EXERCISE INPUT

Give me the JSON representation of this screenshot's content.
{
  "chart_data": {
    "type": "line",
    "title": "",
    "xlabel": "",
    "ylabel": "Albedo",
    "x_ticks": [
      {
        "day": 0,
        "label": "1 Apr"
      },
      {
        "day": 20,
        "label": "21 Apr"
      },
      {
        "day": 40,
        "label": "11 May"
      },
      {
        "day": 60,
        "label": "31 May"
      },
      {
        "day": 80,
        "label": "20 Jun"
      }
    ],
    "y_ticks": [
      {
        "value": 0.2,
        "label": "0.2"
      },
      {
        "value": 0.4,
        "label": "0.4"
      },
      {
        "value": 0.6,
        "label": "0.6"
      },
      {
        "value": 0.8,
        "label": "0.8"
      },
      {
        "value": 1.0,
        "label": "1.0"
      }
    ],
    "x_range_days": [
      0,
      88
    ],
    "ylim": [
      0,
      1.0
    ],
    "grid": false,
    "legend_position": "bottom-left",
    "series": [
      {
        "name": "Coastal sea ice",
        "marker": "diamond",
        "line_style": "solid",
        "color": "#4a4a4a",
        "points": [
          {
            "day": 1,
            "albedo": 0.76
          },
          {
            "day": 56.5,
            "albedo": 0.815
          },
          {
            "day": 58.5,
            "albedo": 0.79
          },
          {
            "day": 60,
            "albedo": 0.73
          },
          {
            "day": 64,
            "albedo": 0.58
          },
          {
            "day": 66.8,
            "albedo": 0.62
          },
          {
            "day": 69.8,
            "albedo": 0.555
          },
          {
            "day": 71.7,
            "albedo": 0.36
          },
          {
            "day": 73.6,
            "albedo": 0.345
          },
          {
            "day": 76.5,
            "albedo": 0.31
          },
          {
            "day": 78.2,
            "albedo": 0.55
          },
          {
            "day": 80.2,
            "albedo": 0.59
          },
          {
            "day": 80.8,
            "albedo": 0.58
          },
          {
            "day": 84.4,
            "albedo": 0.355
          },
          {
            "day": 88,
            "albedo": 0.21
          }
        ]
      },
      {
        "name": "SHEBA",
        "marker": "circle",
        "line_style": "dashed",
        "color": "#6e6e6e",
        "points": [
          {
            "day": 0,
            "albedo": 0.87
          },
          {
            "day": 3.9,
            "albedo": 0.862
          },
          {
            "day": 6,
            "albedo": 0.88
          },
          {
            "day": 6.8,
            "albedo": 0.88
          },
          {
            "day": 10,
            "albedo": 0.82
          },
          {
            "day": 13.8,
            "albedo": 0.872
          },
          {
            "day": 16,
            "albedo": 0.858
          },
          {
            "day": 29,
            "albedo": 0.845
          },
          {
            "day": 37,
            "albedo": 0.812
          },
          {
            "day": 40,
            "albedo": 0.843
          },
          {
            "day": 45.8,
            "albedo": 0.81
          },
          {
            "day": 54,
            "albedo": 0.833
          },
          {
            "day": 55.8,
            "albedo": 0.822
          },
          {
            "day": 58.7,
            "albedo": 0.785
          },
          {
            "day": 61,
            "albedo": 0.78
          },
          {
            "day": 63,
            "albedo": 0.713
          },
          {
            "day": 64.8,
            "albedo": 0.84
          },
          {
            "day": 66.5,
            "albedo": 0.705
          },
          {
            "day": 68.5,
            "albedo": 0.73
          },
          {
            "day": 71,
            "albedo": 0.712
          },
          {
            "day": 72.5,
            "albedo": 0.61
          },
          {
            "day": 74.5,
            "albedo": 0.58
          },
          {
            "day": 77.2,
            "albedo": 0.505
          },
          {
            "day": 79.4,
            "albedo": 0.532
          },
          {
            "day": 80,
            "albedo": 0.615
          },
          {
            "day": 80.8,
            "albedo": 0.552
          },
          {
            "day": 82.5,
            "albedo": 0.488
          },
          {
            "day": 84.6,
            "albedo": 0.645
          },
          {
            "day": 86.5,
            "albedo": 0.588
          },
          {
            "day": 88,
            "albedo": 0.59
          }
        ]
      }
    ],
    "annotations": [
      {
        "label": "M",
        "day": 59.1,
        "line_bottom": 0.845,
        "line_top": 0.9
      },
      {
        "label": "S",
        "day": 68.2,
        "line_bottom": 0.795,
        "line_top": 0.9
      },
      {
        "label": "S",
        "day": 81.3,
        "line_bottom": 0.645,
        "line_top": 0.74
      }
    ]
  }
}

WHAT TO WORK ON
Copy all the records above precisely.

TASK RESPONSE
Give me the JSON representation of this screenshot's content.
{
  "chart_data": {
    "type": "line",
    "title": "",
    "xlabel": "",
    "ylabel": "Albedo",
    "x_ticks": [
      {
        "day": 0,
        "label": "1 Apr"
      },
      {
        "day": 20,
        "label": "21 Apr"
      },
      {
        "day": 40,
        "label": "11 May"
      },
      {
        "day": 60,
        "label": "31 May"
      },
      {
        "day": 80,
        "label": "20 Jun"
      }
    ],
    "y_ticks": [
      {
        "value": 0.2,
        "label": "0.2"
      },
      {
        "value": 0.4,
        "label": "0.4"
      },
      {
        "value": 0.6,
        "label": "0.6"
      },
      {
        "value": 0.8,
        "label": "0.8"
      },
      {
        "value": 1.0,
        "label": "1.0"
      }
    ],
    "x_range_days": [
      0,
      88
    ],
    "ylim": [
      0,
      1.0
    ],
    "grid": false,
    "legend_position": "bottom-left",
    "series": [
      {
        "name": "Coastal sea ice",
        "marker": "diamond",
        "line_style": "solid",
        "color": "#4a4a4a",
        "points": [
          {
            "day": 1,
            "albedo": 0.76
          },
          {
            "day": 56.5,
            "albedo": 0.815
          },
          {
            "day": 58.5,
            "albedo": 0.79
          },
          {
            "day": 60,
            "albedo": 0.73
          },
          {
            "day": 64,
            "albedo": 0.58
          },
          {
            "day": 66.8,
            "albedo": 0.62
          },
          {
            "day": 69.8,
            "albedo": 0.555
          },
          {
            "day": 71.7,
            "albedo": 0.36
          },
          {
            "day": 73.6,
            "albedo": 0.345
          },
          {
            "day": 76.5,
            "albedo": 0.31
          },
          {
            "day": 78.2,
            "albedo": 0.55
          },
          {
            "day": 80.2,
            "albedo": 0.59
          },
          {
            "day": 80.8,
            "albedo": 0.58
          },
          {
            "day": 84.4,
            "albedo": 0.355
          },
          {
            "day": 88,
            "albedo": 0.21
          }
        ]
      },
      {
        "name": "SHEBA",
        "marker": "circle",
        "line_style": "dashed",
        "color": "#6e6e6e",
        "points": [
          {
            "day": 0,
            "albedo": 0.87
          },
          {
            "day": 3.9,
            "albedo": 0.862
          },
          {
            "day": 6,
            "albedo": 0.88
          },
          {
            "day": 6.8,
            "albedo": 0.88
          },
          {
            "day": 10,
            "albedo": 0.82
          },
          {
            "day": 13.8,
            "albedo": 0.872
          },
          {
            "day": 16,
            "albedo": 0.858
          },
          {
            "day": 29,
            "albedo": 0.845
          },
          {
            "day": 37,
            "albedo": 0.812
          },
          {
            "day": 40,
            "albedo": 0.843
          },
          {
            "day": 45.8,
            "albedo": 0.81
          },
          {
            "day": 54,
            "albedo": 0.833
          },
          {
            "day": 55.8,
            "albedo": 0.822
          },
          {
            "day": 58.7,
            "albedo": 0.785
          },
          {
            "day": 61,
            "albedo": 0.78
          },
          {
            "day": 63,
            "albedo": 0.713
          },
          {
            "day": 64.8,
            "albedo": 0.84
          },
          {
            "day": 66.5,
            "albedo": 0.705
          },
          {
            "day": 68.5,
            "albedo": 0.73
          },
          {
            "day": 71,
            "albedo": 0.712
          },
          {
            "day": 72.5,
            "albedo": 0.61
          },
          {
            "day": 74.5,
            "albedo": 0.58
          },
          {
            "day": 77.2,
            "albedo": 0.505
          },
          {
            "day": 79.4,
            "albedo": 0.532
          },
          {
            "day": 80,
            "albedo": 0.615
          },
          {
            "day": 80.8,
            "albedo": 0.552
          },
          {
            "day": 82.5,
            "albedo": 0.488
          },
          {
            "day": 84.6,
            "albedo": 0.645
          },
          {
            "day": 86.5,
            "albedo": 0.588
          },
          {
            "day": 88,
            "albedo": 0.59
          }
        ]
      }
    ],
    "annotations": [
      {
        "label": "M",
        "day": 59.1,
        "line_bottom": 0.845,
        "line_top": 0.9
      },
      {
        "label": "S",
        "day": 68.2,
        "line_bottom": 0.795,
        "line_top": 0.9
      },
      {
        "label": "S",
        "day": 81.3,
        "line_bottom": 0.645,
        "line_top": 0.74
      }
    ]
  }
}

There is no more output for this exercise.